(begin)
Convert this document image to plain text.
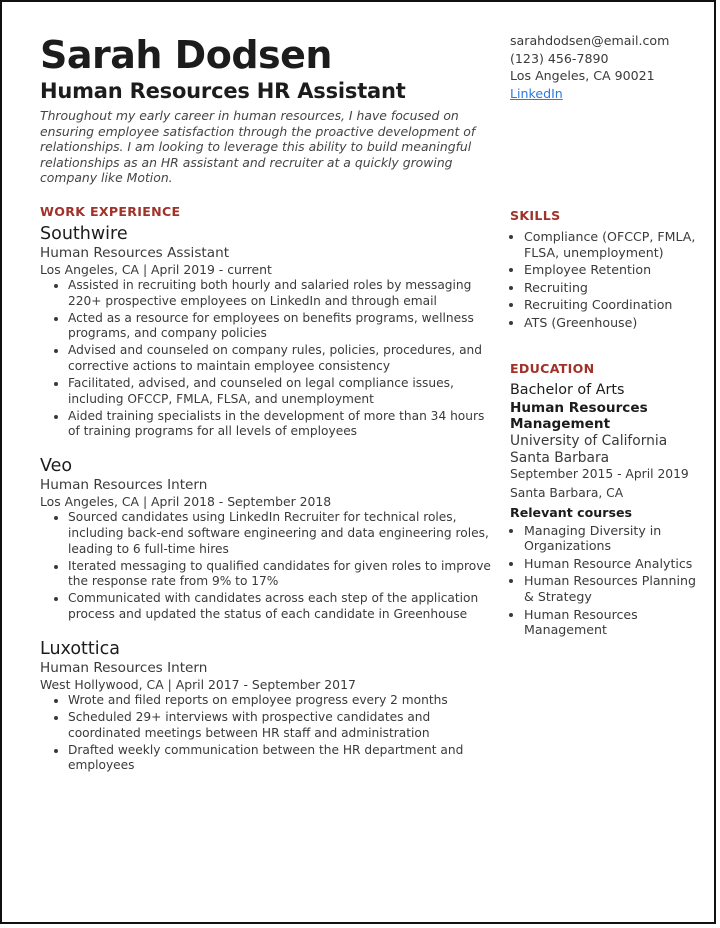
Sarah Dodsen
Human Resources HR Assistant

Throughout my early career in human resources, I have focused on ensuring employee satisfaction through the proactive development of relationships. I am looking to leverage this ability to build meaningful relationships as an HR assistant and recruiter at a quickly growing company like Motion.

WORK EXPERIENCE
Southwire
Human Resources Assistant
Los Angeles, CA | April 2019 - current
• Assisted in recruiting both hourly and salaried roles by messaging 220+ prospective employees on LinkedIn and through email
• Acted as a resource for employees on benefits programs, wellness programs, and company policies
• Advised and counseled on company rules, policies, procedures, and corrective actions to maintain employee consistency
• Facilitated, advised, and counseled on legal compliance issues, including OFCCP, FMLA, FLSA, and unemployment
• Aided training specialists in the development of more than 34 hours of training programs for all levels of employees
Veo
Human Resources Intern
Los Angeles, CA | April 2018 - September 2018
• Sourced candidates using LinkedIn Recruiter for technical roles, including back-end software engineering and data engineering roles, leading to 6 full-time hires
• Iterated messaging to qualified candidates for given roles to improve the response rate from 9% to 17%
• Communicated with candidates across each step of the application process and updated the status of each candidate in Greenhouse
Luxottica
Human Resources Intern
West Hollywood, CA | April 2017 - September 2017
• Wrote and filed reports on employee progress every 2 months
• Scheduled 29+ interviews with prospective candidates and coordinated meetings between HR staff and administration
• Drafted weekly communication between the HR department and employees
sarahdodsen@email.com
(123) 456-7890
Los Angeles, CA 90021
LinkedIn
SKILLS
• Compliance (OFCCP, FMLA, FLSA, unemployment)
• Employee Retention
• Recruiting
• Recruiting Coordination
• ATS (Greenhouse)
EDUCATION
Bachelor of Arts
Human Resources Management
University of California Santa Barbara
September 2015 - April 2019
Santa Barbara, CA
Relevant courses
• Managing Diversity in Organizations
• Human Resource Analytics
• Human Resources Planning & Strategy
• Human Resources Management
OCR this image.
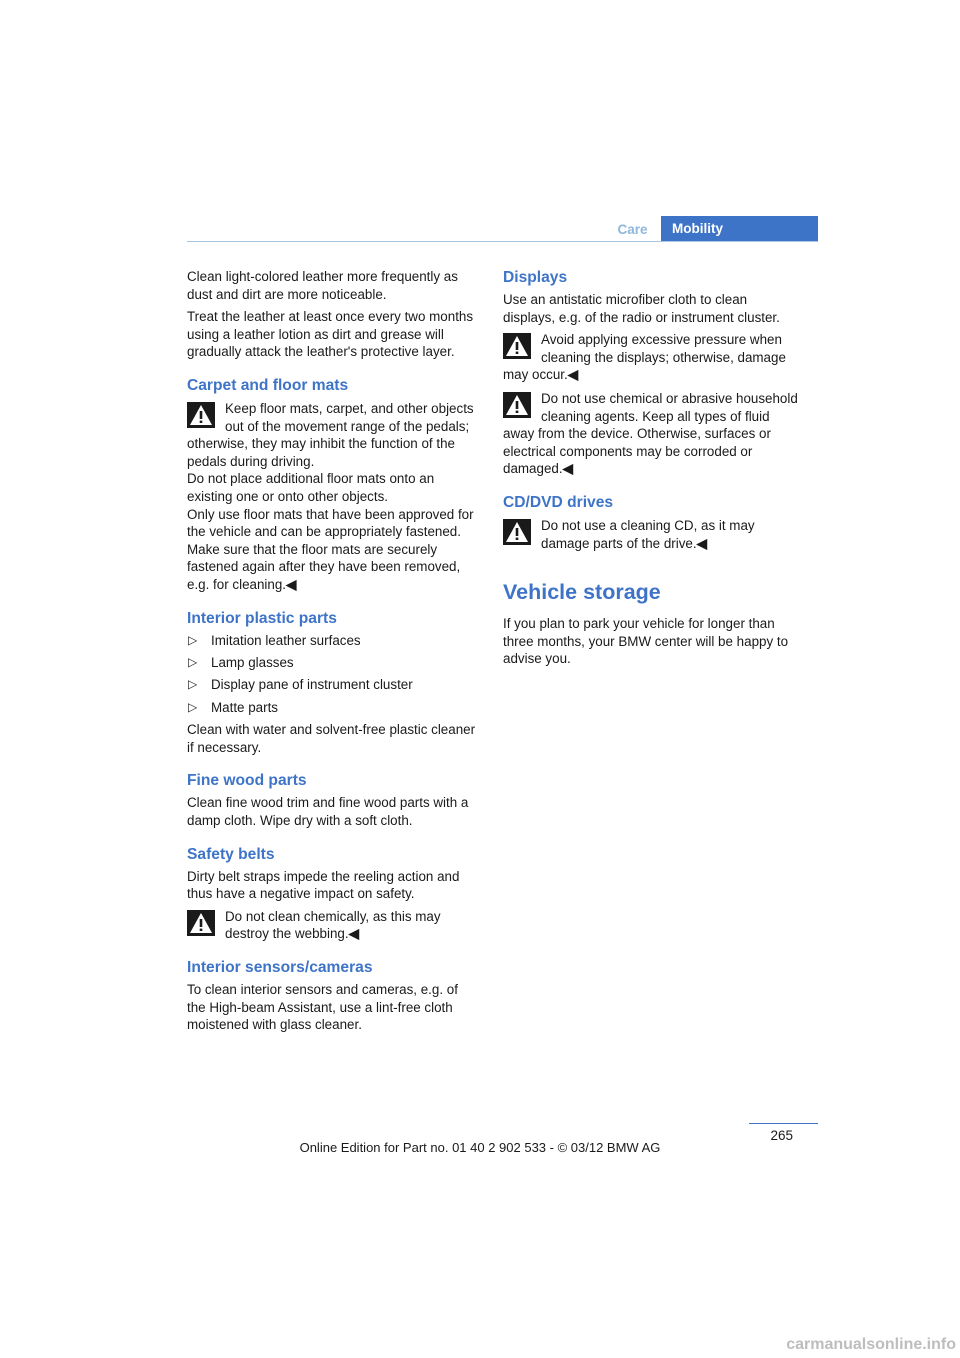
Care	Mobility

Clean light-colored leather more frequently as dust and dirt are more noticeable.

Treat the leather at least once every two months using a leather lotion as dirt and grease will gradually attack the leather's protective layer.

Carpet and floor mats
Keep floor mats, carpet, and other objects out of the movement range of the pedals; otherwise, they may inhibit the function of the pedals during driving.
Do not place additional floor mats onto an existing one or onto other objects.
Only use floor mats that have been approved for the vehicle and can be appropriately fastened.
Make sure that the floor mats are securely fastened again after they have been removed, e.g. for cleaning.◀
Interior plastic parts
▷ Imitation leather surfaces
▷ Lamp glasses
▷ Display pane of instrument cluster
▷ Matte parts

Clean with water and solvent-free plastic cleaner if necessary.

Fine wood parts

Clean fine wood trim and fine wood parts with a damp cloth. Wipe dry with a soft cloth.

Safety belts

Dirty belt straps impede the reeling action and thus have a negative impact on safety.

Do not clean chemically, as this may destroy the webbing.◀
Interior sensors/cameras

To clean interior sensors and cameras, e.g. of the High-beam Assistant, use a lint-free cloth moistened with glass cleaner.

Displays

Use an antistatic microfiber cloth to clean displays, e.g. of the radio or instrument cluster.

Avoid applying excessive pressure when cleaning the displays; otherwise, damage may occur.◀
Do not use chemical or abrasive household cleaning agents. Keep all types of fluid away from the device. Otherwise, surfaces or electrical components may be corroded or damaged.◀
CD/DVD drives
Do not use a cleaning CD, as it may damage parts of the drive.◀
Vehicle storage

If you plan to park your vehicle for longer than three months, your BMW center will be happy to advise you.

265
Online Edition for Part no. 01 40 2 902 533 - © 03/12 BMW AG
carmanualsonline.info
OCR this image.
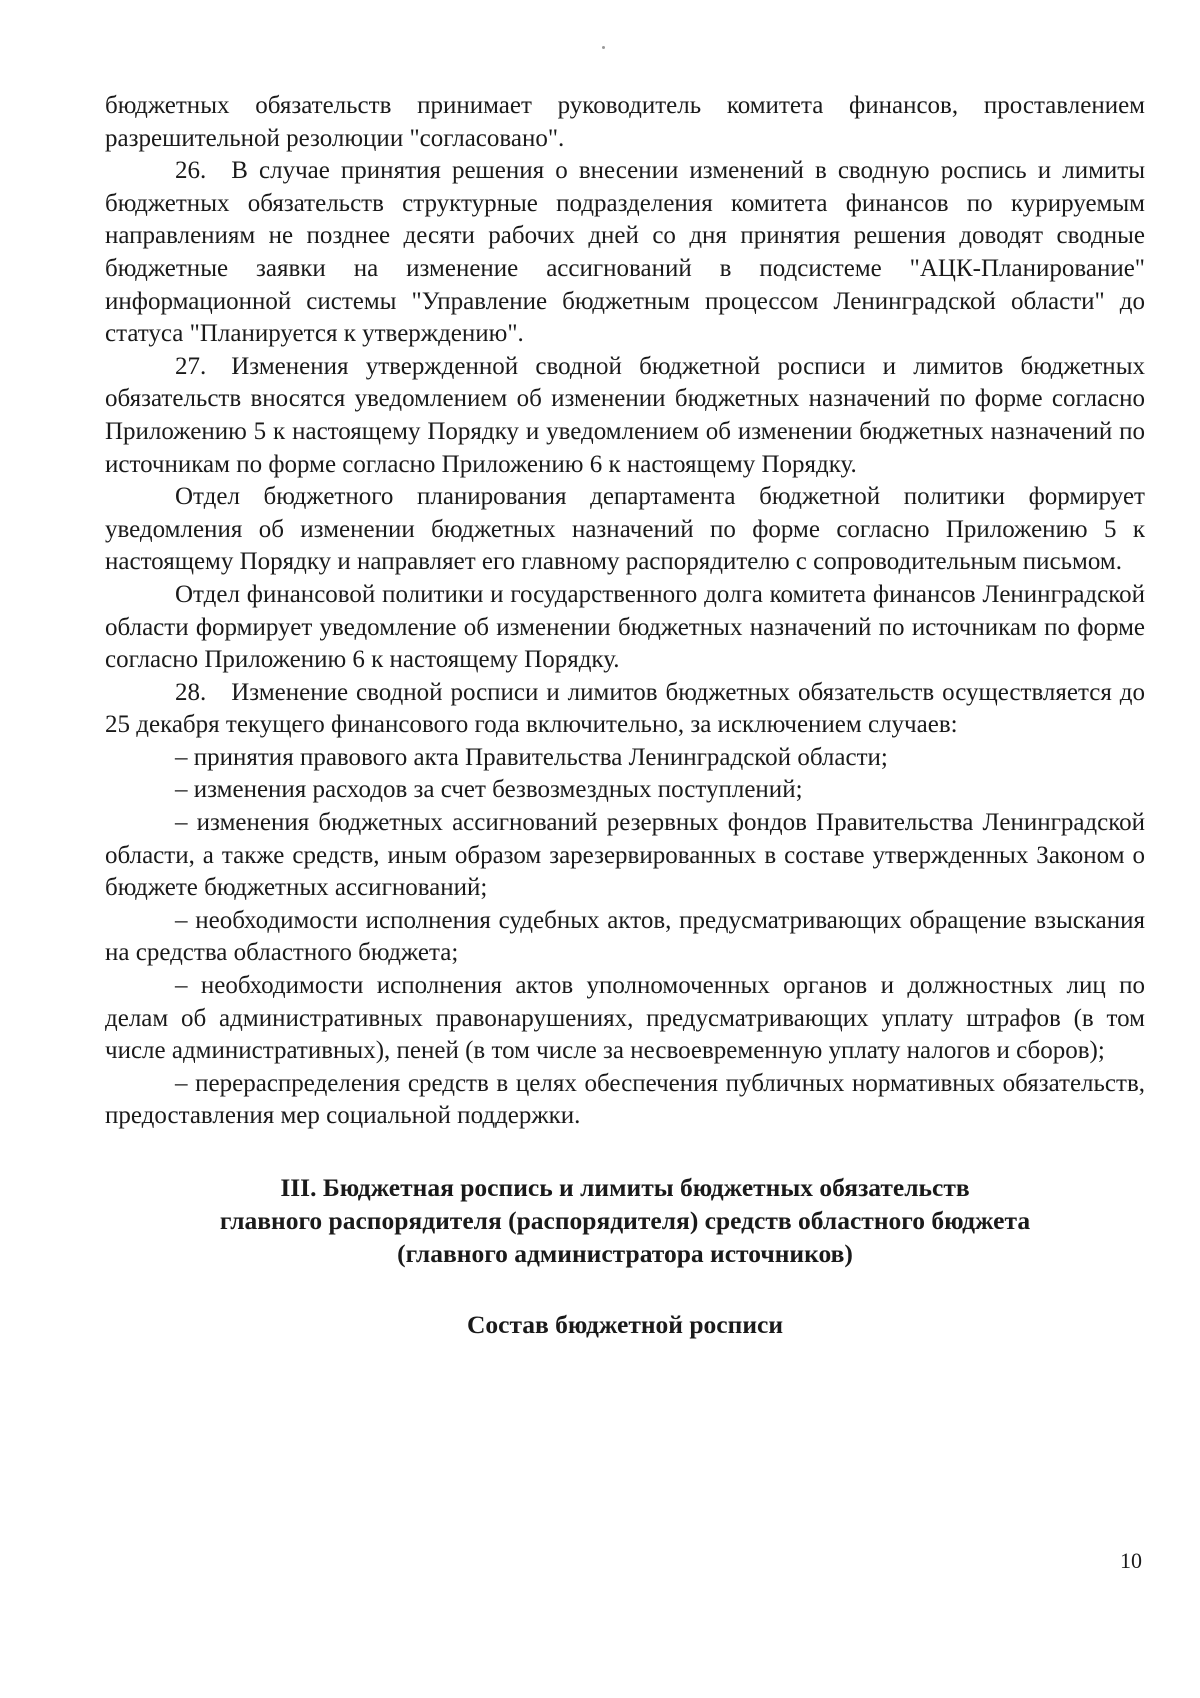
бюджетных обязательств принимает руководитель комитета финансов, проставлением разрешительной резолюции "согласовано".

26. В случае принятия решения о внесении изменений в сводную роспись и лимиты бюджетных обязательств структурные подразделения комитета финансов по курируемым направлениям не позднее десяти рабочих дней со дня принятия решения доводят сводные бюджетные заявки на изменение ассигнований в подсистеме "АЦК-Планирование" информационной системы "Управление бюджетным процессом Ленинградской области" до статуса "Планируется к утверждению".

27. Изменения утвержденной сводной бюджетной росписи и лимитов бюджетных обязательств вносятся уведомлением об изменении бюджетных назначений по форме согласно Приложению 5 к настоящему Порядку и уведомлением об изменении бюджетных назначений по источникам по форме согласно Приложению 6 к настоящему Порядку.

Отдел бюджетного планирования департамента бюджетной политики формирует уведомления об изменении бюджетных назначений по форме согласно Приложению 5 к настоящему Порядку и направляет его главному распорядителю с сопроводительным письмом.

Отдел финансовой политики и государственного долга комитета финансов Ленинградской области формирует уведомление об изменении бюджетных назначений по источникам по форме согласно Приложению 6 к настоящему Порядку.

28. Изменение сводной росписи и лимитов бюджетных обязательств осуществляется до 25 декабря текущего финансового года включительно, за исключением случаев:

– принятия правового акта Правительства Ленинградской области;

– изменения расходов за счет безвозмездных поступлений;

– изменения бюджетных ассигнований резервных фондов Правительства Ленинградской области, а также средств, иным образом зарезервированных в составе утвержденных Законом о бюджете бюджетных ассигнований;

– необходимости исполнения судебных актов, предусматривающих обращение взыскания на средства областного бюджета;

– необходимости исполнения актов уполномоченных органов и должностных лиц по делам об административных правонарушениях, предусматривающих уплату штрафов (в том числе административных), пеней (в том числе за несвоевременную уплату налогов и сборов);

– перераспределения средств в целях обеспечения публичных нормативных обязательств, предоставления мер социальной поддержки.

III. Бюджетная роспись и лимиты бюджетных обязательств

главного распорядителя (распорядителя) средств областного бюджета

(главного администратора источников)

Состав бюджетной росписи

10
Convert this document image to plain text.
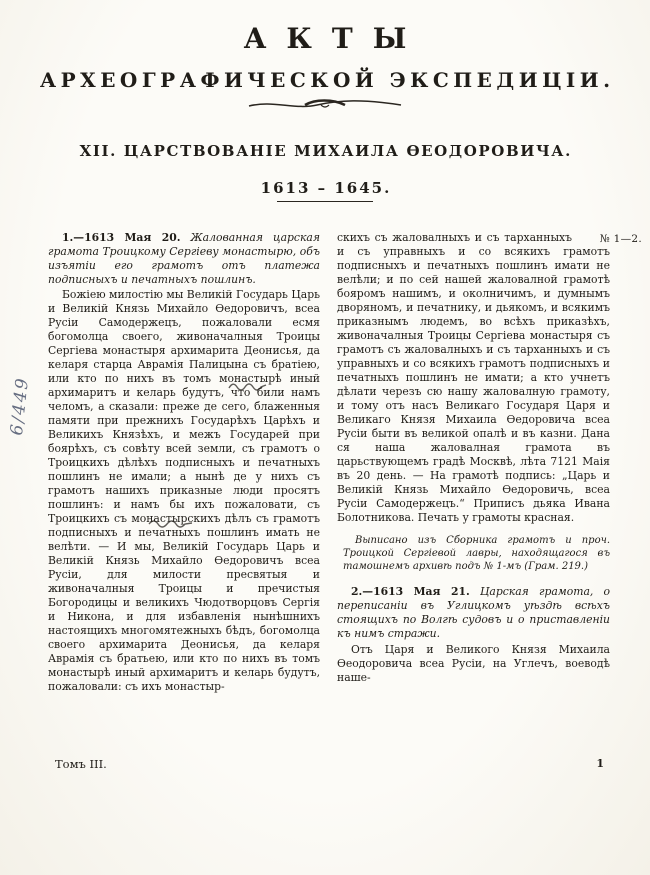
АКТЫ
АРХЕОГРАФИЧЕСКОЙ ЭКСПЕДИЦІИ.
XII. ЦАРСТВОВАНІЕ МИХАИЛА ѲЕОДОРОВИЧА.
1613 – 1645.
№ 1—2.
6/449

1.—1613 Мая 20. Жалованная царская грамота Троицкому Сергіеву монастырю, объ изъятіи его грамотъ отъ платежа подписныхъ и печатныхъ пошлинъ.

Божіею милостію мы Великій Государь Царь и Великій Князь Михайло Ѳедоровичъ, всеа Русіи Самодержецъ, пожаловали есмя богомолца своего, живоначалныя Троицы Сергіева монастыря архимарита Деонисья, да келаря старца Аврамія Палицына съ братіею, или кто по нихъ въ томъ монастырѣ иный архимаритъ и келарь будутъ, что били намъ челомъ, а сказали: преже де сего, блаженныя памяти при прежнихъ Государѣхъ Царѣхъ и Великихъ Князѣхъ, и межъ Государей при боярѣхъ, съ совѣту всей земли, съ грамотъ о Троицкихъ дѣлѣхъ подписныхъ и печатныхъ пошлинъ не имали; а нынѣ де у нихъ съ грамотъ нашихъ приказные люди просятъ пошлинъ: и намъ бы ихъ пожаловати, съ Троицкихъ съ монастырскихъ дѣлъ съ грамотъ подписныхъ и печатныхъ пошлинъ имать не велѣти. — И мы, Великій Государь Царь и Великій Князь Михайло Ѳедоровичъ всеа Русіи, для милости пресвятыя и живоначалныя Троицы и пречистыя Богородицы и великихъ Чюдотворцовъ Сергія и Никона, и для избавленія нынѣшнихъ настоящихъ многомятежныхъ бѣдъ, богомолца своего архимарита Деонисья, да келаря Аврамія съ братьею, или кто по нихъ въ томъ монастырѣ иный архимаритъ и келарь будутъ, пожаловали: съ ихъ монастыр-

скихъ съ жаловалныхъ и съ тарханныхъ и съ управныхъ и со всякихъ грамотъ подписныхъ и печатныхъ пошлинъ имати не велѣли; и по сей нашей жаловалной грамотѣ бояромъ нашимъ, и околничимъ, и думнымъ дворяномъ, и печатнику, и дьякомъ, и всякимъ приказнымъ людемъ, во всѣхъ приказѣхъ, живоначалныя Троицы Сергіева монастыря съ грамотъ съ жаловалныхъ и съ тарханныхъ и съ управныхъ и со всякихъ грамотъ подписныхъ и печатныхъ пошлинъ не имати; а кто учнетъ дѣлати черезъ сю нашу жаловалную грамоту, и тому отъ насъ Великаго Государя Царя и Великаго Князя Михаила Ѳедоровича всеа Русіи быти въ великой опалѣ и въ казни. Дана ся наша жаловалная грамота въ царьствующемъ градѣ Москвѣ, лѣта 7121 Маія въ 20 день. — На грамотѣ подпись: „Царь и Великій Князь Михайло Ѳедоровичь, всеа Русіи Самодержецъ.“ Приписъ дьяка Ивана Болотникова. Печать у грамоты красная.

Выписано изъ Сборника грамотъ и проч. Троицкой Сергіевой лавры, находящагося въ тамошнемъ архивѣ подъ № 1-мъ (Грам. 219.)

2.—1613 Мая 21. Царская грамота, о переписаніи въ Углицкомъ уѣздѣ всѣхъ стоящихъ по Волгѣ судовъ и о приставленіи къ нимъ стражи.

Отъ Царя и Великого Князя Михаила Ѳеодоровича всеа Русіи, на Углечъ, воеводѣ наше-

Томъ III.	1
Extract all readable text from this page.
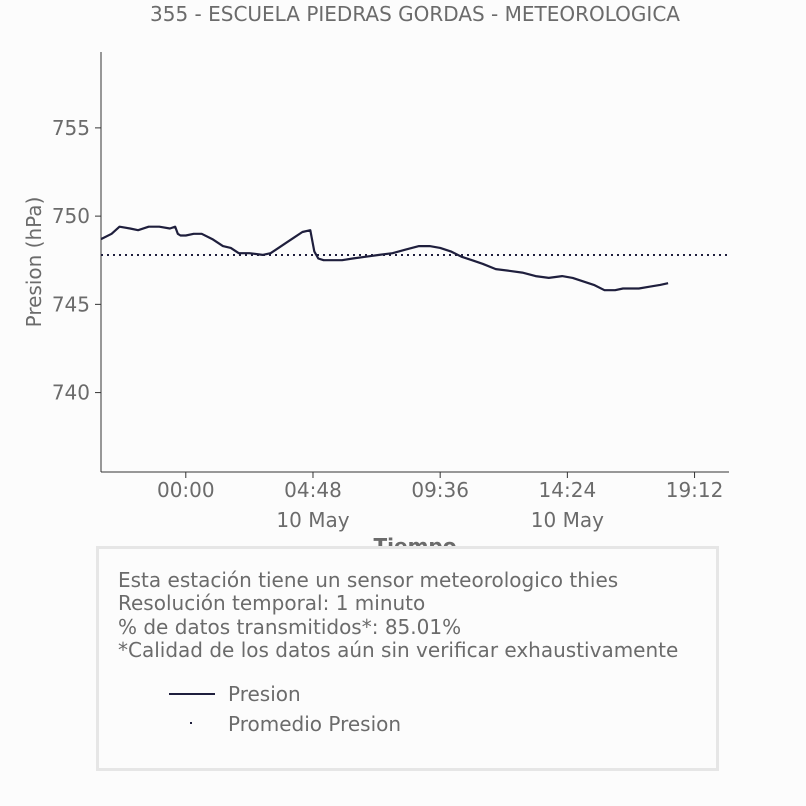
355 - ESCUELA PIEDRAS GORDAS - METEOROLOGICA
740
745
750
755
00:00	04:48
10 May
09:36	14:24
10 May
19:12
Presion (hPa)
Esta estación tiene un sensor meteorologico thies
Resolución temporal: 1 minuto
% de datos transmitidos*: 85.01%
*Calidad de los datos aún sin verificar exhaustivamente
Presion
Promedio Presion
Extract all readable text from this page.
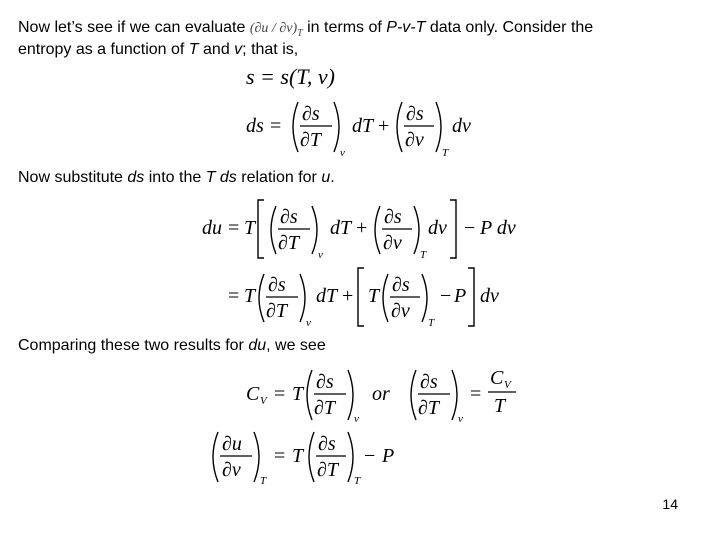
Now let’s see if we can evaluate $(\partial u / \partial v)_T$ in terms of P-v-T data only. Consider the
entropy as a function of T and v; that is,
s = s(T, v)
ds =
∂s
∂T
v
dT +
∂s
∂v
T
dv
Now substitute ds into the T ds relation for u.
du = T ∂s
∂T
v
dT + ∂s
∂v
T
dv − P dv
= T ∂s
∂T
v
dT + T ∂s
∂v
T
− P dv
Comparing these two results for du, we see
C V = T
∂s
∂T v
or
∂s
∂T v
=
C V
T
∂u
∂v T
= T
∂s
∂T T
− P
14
(end)
— EXERCISE AIM —
Report each line of the material above where the word "FLSA" appears.

— RESULT OF THIS EXERCISE —
• Facilitated, advised, and counseled on legal compliance issues, including OFCCP, FMLA, FLSA, and unemployment
• Compliance (OFCCP, FMLA, FLSA, unemployment)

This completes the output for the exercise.